MATERIAL PROVIDED —
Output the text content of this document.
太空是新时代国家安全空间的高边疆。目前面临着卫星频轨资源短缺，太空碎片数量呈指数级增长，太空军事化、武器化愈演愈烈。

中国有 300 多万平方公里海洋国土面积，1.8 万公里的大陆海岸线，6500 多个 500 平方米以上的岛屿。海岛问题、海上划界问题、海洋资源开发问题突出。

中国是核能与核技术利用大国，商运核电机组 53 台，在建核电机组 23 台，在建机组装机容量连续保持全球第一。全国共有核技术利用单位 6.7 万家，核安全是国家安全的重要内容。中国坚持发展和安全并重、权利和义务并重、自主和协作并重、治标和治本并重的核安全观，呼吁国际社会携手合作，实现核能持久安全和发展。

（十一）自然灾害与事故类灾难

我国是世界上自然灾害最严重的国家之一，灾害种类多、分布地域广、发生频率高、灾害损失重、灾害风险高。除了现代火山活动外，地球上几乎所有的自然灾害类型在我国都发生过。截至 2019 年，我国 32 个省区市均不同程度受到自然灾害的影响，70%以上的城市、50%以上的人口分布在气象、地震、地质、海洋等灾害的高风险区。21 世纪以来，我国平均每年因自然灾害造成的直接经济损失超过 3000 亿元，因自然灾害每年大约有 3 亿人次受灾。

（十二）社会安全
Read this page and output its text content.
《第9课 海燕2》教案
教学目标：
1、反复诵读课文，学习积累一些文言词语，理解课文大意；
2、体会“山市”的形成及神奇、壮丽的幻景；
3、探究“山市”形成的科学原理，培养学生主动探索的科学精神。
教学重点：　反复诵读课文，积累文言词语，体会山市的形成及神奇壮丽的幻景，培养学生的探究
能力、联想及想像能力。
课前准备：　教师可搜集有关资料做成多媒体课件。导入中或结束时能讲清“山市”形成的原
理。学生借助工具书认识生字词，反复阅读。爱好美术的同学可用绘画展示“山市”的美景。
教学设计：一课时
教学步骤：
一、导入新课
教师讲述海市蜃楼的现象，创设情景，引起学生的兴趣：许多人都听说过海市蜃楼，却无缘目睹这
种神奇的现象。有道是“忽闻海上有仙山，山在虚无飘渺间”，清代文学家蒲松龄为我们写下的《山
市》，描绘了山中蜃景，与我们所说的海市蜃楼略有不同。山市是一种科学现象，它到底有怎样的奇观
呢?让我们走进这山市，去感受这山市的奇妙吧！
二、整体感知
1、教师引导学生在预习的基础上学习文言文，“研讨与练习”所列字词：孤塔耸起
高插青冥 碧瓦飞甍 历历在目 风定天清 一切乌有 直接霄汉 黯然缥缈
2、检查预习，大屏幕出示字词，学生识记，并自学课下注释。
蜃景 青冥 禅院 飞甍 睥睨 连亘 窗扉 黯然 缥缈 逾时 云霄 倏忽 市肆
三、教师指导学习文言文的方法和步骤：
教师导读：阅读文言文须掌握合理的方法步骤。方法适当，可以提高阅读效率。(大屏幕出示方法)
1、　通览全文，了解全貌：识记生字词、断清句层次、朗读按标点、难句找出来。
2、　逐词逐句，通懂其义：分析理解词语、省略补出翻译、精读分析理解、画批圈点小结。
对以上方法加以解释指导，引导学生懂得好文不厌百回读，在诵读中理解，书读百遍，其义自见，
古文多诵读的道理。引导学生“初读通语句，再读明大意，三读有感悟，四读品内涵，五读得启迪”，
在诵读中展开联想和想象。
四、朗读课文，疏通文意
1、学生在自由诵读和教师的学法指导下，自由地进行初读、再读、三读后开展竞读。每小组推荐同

EXERCISE PROMPT — Which lines include the word "反复诵读课文"? List them all.

RESPONSE TO THIS EXERCISE —
1、反复诵读课文，学习积累一些文言词语，理解课文大意；
教学重点：　反复诵读课文，积累文言词语，体会山市的形成及神奇壮丽的幻景，培养学生的探究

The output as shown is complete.